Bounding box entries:
◇ ◇ ◇
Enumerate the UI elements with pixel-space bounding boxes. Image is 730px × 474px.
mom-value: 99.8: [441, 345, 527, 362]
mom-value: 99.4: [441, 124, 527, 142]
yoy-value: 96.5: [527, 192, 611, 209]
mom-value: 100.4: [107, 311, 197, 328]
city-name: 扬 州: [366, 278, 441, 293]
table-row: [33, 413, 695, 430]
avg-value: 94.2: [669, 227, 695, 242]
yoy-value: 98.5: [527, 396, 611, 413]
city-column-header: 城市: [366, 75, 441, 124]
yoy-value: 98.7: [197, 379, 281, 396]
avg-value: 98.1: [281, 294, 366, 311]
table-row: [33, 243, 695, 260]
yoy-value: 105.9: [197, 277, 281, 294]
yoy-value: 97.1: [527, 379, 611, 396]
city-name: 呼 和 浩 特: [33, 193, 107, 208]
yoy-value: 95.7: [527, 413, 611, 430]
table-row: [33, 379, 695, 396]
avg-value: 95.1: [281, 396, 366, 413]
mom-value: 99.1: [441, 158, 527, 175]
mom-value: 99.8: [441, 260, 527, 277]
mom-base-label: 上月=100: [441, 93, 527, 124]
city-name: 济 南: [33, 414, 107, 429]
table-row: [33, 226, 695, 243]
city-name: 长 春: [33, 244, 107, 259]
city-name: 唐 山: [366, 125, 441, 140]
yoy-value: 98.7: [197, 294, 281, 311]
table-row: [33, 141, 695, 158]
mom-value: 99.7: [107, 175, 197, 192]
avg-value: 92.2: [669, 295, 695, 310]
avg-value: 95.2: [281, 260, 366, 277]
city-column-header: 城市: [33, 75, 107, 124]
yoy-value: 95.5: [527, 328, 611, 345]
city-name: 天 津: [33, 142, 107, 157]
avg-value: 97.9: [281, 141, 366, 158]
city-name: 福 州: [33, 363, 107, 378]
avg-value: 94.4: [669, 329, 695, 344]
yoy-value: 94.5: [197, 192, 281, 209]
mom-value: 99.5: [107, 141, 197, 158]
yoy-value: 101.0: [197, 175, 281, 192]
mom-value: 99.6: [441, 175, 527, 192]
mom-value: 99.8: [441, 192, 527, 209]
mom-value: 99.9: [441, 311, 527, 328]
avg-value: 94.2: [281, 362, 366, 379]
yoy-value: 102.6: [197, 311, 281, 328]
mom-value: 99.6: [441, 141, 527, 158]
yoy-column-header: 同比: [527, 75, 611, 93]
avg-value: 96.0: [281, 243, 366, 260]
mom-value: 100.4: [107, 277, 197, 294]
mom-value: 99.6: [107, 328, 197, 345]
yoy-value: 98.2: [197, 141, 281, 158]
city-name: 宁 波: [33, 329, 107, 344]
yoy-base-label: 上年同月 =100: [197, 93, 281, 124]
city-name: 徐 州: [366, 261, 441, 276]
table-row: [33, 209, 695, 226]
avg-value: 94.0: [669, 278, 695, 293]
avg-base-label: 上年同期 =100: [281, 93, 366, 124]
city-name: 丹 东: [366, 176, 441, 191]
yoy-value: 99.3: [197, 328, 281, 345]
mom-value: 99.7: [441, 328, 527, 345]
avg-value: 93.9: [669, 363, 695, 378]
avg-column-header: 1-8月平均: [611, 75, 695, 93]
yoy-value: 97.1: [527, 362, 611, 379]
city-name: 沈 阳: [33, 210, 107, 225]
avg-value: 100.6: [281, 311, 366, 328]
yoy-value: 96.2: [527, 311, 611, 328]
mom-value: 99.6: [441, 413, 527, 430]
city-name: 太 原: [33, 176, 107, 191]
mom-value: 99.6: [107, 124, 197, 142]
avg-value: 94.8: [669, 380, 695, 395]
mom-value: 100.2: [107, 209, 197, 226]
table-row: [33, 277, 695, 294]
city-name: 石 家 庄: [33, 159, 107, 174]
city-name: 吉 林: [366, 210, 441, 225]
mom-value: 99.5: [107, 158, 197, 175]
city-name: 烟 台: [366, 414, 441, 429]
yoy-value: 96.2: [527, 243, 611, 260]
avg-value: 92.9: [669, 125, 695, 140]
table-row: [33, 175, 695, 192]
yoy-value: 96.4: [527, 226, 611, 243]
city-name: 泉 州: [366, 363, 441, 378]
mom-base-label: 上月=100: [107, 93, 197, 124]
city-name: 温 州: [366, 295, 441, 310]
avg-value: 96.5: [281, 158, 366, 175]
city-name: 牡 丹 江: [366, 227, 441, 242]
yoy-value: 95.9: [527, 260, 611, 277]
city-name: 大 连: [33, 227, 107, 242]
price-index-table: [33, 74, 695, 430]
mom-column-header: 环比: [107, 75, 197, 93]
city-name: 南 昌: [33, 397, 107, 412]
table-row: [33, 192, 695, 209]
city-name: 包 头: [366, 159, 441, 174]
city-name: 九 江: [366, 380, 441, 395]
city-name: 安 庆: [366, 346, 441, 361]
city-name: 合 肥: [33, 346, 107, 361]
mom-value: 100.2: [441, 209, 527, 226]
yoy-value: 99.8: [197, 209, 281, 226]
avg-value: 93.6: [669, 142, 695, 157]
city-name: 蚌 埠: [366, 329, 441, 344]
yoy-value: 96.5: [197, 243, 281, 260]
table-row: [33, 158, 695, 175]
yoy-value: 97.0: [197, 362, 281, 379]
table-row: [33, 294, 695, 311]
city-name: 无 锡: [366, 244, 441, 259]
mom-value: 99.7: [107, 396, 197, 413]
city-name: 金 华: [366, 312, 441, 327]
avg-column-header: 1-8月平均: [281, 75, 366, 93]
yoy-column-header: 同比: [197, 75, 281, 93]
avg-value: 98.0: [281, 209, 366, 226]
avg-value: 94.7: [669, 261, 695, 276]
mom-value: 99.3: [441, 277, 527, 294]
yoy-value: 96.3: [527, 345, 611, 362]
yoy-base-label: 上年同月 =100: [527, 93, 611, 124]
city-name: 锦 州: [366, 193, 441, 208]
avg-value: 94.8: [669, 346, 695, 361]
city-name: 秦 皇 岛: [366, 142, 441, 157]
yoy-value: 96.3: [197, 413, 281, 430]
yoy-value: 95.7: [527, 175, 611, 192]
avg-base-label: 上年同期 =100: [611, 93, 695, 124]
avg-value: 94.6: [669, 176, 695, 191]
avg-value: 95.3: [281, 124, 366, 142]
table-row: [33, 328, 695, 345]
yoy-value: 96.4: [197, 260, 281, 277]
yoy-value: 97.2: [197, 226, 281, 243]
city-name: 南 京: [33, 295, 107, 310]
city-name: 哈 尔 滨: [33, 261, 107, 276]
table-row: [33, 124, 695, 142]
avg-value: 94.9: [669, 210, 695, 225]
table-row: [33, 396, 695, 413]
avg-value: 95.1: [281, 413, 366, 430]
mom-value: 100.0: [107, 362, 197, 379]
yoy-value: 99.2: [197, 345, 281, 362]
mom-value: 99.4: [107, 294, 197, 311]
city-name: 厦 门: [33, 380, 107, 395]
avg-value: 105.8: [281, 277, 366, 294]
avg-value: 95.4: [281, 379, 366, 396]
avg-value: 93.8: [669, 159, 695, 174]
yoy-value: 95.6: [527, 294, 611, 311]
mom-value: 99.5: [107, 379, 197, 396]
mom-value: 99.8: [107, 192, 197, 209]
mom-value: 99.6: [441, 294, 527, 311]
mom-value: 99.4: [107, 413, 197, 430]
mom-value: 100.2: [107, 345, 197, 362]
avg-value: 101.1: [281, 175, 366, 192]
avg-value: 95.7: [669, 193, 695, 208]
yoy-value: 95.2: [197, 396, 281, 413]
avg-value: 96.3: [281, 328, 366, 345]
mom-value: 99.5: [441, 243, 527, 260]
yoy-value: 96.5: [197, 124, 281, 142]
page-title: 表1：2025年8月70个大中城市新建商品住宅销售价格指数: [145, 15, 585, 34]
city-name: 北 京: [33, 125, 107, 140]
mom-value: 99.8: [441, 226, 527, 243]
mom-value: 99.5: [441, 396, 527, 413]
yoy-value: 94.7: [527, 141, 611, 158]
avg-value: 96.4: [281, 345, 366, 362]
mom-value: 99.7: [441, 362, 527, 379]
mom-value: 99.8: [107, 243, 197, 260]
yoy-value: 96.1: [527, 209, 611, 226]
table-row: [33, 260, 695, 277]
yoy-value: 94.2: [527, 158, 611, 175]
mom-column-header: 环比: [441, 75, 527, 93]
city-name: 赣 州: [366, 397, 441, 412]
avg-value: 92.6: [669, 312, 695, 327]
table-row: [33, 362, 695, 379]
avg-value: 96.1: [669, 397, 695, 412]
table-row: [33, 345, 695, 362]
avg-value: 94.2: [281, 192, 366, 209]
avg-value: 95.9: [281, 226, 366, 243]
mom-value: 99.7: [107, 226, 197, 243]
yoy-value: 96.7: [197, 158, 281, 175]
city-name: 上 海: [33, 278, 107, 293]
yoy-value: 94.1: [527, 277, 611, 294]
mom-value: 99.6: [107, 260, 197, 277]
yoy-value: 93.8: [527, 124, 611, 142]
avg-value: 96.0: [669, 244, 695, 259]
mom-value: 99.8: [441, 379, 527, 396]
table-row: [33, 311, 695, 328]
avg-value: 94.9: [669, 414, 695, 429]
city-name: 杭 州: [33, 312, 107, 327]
◇ ◇ ◇
▸ Problem: Please gather every row above that contains the string "column".

▸ Task output:
city-column-header: 城市: [366, 75, 441, 124]
city-column-header: 城市: [33, 75, 107, 124]
yoy-column-header: 同比: [527, 75, 611, 93]
avg-column-header: 1-8月平均: [611, 75, 695, 93]
mom-column-header: 环比: [107, 75, 197, 93]
avg-column-header: 1-8月平均: [281, 75, 366, 93]
yoy-column-header: 同比: [197, 75, 281, 93]
mom-column-header: 环比: [441, 75, 527, 93]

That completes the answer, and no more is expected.